- Aim of the exercise -
Take from the listing each line that has the string "error".

Data to process start

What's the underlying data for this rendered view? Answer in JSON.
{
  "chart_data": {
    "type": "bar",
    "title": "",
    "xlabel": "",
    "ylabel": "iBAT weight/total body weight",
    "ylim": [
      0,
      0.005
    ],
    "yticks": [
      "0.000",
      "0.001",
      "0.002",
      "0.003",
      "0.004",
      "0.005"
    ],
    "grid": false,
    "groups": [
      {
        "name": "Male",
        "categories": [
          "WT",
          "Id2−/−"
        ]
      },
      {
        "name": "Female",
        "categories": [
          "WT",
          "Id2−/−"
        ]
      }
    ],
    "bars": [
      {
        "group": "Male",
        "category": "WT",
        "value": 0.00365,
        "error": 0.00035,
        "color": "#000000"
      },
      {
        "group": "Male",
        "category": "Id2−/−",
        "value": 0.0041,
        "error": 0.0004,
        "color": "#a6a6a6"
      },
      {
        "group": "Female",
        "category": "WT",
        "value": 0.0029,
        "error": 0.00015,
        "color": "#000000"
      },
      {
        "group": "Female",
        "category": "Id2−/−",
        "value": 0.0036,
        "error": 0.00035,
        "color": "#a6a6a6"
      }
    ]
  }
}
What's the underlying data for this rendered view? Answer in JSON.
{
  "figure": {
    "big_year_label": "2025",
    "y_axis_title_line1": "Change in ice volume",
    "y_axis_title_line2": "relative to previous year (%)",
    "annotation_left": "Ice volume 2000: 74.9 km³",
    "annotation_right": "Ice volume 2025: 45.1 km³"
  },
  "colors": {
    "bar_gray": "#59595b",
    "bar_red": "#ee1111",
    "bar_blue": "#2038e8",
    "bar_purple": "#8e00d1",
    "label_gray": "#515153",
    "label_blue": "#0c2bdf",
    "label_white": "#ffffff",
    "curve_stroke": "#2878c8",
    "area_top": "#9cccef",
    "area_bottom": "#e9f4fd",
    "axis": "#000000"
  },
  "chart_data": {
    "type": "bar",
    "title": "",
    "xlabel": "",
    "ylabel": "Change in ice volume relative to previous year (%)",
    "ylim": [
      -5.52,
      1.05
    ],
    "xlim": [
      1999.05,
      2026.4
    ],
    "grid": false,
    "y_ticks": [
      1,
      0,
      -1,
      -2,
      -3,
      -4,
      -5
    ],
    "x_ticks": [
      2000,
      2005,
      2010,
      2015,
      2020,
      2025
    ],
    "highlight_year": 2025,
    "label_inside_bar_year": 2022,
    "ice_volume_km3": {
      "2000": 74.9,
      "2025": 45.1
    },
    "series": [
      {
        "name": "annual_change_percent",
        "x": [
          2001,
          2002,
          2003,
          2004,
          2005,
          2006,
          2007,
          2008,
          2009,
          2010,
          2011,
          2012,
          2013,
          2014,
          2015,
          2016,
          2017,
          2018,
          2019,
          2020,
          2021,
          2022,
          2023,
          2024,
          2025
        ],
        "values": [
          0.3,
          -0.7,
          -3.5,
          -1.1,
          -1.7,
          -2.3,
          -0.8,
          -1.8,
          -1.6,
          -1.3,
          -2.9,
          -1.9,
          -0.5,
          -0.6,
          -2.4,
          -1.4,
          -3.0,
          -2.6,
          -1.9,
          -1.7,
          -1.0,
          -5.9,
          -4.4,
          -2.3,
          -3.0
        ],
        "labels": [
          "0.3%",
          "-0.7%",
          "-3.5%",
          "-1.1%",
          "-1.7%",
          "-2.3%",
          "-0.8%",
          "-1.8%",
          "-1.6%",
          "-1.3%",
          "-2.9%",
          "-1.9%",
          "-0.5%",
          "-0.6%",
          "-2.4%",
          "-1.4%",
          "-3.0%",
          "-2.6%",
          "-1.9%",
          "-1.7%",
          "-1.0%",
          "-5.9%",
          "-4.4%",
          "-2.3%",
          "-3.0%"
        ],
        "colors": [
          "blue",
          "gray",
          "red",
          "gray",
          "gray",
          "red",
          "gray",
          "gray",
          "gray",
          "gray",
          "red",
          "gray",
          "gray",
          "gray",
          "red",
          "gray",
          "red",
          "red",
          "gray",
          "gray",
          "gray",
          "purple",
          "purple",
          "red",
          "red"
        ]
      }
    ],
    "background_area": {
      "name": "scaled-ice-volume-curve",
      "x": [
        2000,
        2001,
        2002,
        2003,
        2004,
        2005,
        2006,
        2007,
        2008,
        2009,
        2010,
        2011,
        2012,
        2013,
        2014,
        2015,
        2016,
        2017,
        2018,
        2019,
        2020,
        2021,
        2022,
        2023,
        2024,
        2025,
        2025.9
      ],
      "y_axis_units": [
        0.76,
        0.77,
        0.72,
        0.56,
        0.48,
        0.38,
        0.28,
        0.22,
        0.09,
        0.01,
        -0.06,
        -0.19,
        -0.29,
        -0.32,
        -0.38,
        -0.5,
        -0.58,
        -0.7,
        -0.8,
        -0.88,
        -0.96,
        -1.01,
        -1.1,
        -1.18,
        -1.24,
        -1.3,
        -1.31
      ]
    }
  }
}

Data to process end

- Task result -
        "error": 0.00035,
        "error": 0.0004,
        "error": 0.00015,
        "error": 0.00035,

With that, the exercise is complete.